◆ Your goal: Look through the material and copy each line holding "rfzk".

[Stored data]
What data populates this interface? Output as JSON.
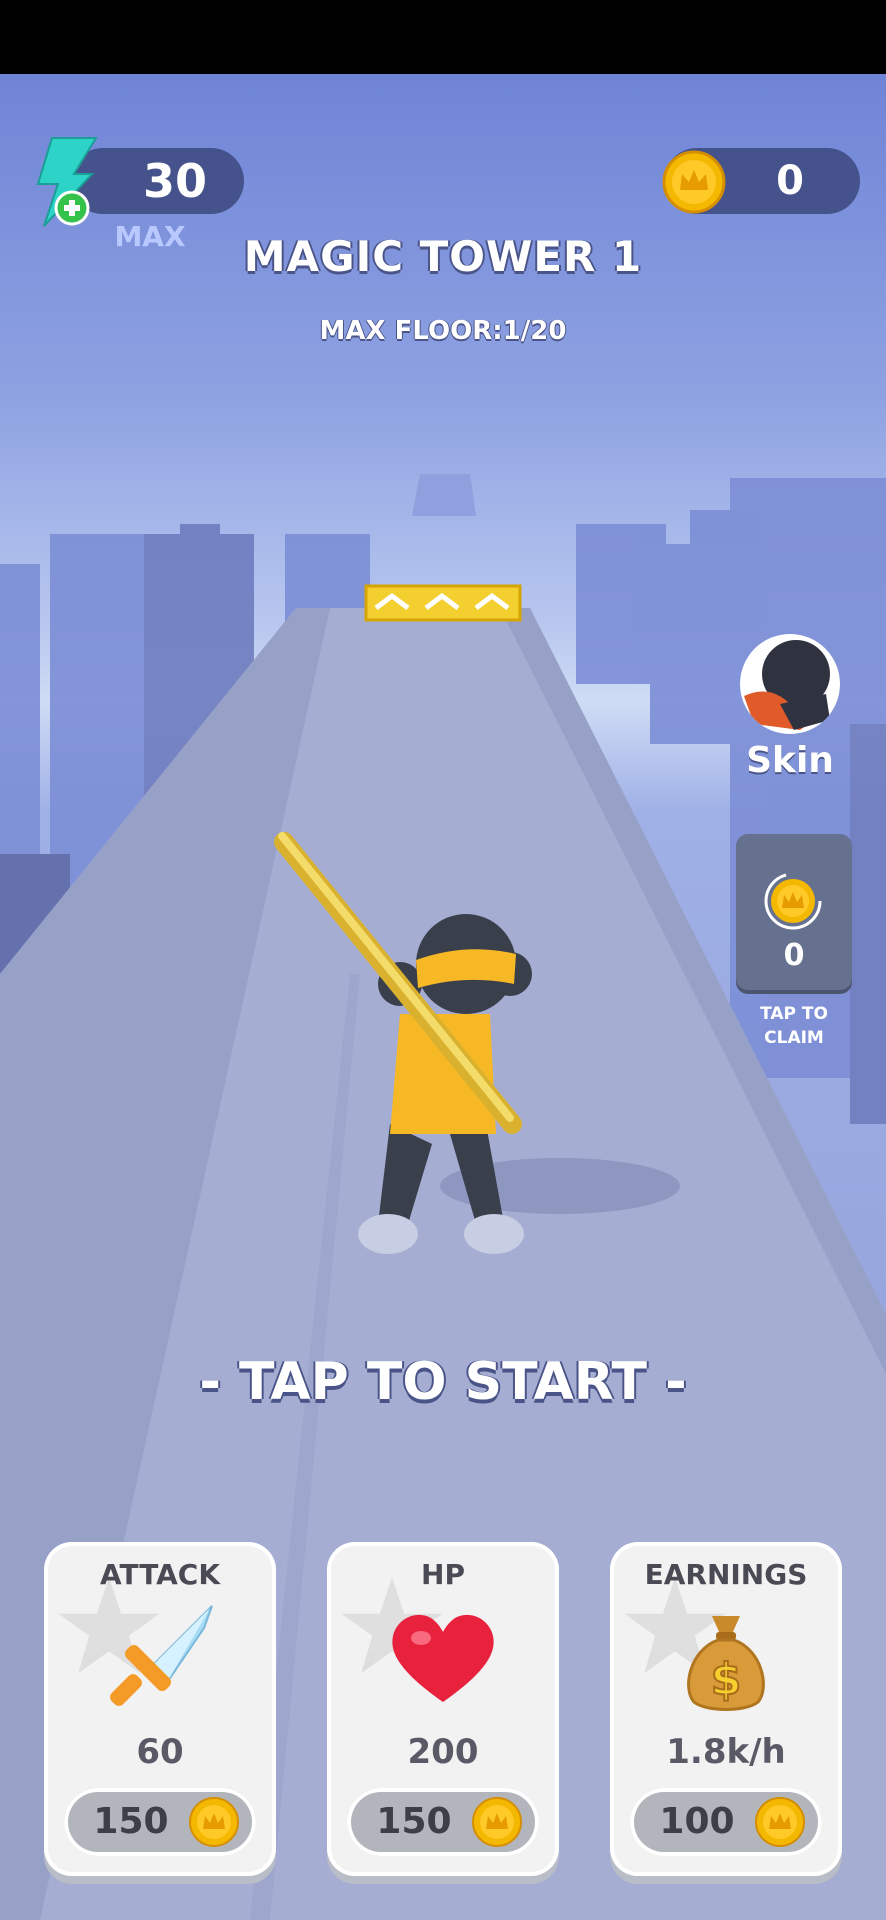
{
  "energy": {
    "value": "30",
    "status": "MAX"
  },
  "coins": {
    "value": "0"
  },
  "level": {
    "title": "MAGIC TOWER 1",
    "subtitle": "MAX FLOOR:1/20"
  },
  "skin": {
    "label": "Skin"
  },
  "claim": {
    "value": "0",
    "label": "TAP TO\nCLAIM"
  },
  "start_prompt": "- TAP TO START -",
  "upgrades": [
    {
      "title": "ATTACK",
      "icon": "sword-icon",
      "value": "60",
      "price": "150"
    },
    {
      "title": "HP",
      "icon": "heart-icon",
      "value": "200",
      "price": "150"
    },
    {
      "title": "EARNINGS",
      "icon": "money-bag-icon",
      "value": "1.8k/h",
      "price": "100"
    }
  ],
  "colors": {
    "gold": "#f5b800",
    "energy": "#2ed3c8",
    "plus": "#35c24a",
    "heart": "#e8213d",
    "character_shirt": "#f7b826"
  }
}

==

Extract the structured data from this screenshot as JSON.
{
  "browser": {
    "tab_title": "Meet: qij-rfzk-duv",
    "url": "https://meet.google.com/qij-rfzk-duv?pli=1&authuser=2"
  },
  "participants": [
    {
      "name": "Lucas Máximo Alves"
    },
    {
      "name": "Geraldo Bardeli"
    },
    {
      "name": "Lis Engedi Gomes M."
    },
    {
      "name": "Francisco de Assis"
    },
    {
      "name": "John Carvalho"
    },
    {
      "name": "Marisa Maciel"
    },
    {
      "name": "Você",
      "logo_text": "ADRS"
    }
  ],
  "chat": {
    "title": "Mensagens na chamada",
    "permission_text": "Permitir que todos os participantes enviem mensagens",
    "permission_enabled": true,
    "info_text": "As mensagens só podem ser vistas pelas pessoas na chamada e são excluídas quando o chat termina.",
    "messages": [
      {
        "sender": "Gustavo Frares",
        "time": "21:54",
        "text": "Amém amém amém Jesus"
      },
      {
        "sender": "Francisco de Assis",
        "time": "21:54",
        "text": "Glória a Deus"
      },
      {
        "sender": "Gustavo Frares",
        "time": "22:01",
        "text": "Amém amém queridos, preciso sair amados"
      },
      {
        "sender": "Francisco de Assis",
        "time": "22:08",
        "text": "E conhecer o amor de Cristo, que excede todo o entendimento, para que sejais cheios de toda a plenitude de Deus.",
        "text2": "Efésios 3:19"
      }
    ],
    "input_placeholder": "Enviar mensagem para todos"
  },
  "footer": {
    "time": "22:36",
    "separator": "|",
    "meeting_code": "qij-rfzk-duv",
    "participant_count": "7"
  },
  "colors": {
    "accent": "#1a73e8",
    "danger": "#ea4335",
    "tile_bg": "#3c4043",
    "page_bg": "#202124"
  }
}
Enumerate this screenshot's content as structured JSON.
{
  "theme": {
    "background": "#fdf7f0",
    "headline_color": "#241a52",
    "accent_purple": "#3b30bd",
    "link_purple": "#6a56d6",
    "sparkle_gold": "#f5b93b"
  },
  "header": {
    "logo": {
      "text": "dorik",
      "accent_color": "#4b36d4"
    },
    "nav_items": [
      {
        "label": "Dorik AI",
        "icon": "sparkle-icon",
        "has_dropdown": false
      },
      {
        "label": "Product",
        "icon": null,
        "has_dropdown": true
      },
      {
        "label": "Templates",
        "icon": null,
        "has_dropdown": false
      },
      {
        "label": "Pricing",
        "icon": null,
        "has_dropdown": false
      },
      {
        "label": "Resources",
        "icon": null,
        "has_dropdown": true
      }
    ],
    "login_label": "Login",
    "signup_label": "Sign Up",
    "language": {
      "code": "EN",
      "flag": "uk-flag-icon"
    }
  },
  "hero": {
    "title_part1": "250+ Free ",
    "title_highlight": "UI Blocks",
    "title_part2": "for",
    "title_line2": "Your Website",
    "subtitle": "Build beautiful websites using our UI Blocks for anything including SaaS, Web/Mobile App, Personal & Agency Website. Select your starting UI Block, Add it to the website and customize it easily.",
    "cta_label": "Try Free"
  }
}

...

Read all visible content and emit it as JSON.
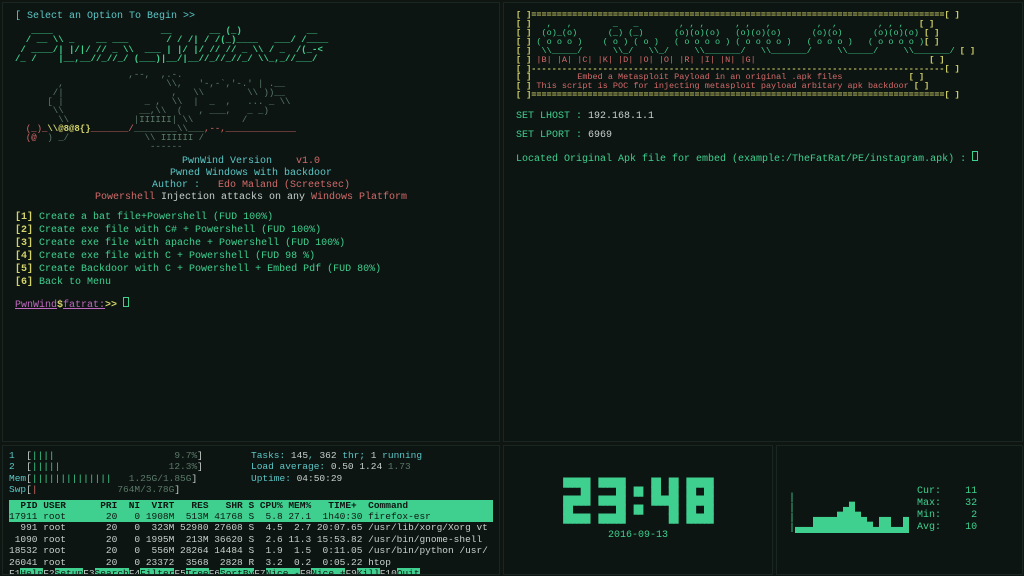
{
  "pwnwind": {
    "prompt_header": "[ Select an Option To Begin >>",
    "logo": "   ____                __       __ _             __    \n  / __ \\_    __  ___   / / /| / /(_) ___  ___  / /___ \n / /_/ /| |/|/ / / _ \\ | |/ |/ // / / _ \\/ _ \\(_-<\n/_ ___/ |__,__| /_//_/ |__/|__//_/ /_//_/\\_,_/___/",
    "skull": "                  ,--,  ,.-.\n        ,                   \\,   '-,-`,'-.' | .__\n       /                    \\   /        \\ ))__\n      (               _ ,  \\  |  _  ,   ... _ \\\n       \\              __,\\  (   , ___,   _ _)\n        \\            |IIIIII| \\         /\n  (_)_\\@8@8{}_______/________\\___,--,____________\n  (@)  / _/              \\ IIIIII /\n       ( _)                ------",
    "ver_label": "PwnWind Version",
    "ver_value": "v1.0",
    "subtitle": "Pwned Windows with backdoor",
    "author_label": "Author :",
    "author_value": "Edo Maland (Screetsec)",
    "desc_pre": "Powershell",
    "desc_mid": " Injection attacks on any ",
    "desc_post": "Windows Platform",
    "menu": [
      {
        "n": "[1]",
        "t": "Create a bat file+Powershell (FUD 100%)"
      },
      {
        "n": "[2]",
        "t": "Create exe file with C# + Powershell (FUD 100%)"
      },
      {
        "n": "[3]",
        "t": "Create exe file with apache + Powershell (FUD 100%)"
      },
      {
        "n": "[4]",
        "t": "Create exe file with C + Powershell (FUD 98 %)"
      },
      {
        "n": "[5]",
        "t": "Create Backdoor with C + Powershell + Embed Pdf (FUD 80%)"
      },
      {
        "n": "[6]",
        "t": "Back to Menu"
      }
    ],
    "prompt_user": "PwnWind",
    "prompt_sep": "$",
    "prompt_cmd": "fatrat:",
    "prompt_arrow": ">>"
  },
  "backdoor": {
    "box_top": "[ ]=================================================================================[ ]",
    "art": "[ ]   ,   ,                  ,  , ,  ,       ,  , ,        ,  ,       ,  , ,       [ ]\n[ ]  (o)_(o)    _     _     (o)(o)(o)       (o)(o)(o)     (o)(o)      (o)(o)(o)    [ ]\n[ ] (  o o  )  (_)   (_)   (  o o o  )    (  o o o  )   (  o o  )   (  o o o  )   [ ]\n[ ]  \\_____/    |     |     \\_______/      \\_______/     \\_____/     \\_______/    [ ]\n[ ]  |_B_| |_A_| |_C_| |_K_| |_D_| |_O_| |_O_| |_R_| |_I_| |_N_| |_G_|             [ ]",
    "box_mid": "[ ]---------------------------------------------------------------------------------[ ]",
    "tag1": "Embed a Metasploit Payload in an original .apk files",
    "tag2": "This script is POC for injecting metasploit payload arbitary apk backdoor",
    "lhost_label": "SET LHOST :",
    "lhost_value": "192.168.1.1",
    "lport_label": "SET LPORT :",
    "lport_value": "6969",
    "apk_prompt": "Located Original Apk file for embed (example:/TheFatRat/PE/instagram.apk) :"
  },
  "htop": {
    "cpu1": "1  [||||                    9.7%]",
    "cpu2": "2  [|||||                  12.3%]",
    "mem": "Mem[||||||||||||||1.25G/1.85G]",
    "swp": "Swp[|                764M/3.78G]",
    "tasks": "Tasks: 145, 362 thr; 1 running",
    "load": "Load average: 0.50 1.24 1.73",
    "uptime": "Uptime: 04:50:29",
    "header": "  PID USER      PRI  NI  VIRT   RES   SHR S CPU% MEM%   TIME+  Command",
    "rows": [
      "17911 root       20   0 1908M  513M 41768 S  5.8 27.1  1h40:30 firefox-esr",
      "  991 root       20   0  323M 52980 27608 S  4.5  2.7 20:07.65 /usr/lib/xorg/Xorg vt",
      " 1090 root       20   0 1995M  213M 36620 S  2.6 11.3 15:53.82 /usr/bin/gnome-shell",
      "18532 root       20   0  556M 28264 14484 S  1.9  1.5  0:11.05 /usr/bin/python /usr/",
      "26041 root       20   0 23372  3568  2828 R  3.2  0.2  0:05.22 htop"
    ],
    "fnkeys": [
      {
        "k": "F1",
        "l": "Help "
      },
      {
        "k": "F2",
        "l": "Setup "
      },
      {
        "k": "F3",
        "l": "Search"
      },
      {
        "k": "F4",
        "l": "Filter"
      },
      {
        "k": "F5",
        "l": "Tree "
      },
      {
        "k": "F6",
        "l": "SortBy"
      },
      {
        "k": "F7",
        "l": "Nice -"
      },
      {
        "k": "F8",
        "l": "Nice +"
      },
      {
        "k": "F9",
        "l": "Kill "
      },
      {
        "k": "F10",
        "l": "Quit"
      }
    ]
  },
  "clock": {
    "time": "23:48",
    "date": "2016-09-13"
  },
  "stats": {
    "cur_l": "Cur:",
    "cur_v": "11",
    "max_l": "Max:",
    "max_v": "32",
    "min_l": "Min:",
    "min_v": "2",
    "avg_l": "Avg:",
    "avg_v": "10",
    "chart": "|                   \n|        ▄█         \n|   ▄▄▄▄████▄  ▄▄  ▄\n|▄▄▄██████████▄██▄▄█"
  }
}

◆ Full solution:
    "tab_title": "Meet: qij-rfzk-duv",
    "url": "https://meet.google.com/qij-rfzk-duv?pli=1&authuser=2"
    "meeting_code": "qij-rfzk-duv",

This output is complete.